##### Excerpted passage #####

Right here on TechCrunch, Halcyon Molecular’s William Andregg spoke to Cyan Banister about the need for humans to conquer death to allow us the time to reach the stars.

And of course, Ray Kurzweil has been at this stuff for years: according to a 2005 Wired profile “Kurzweil ingests 250 supplements, eight to 10 glasses of alkaline water and 10 cups of green tea. He also periodically tracks 40 to 50 fitness indicators, down to his ‘tactile sensitivity.'”

Christ.

Oh yes, go to any Silicon Valley party right now and you’ll find a scrawny huddle in the corner discussing the science of living forever: a topic that’s gone from fringe to hot to cliché in – ironically – less time that it takes a tsetse fly to start getting interested in girls. But then why wouldn’t it when the science of ageing touches on so many valley obsessions?

For a start, gerontology is a science. But it’s also hacking: human bodies aren’t supposed to live much beyond 80, and these are people who would gladly spend a weekend hacking a Furby to make it curse, just because it’s not supposed to. Bill Gates has described bio-hacking (deathhacking?) as the logical successor to computer hacking. More importantly though, Silicon Valley people are – by and large – massive overachievers. Company founders in their teens, rich by the time they’re 30, angel investors by 31, charitable foundation at 40. No wonder these people want to go on forever: just imagine what they could achieve by the time they’re 1030!

And so the research goes on, millions more dollars are poured in to deathhacking startups by rich-mortal-and-terrified benefactors, dozens more books are published on the subject and every day countless startup founders jump into their Teslas and speed to their “doctors” to pick up the latest batch of pills that they hope will keep them around until someone figures this shit out. And why not?

Here’s why not.

A few months ago I finished writing my book about living in hotels – a second memoir by the age of thirty, which is unwarranted by any measure. My deadline was January 1st, but I finally scraped past the finish line somewhere around the start of March. The truth is, I didn’t need the extra time: I’d already had a year to write the thing, and much of that time was spent dicking around in the name of “additional research”, most of which never made it into the final manuscript. But it’s generally accepted that authors never make their deadlines, and my publisher gladly gave me the 90 days grace I claimed I needed to complete the task.

#####

For the excerpt about Silicon Valley and living forever, decide whether each statement agrees with it: (a) The writer's deadline for the book was January 1st. (b) Bill Gates has called bio-hacking the logical successor to computer hacking. (c) The book about living in hotels was the writer's first memoir. Answer yes or no for each, and quote the words from the excerpt that settle it.

##### Recorded information #####

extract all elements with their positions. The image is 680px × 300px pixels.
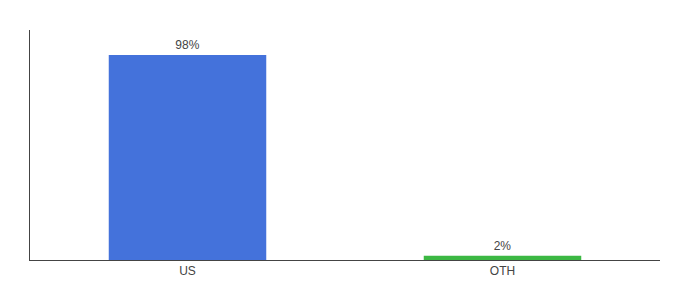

#####

## Solution for this problem
(a) Yes: "My deadline was January 1st"
(b) Yes: "Bill Gates has described bio-hacking (deathhacking?) as the logical successor to computer hacking."
(c) No: "a second memoir by the age of thirty"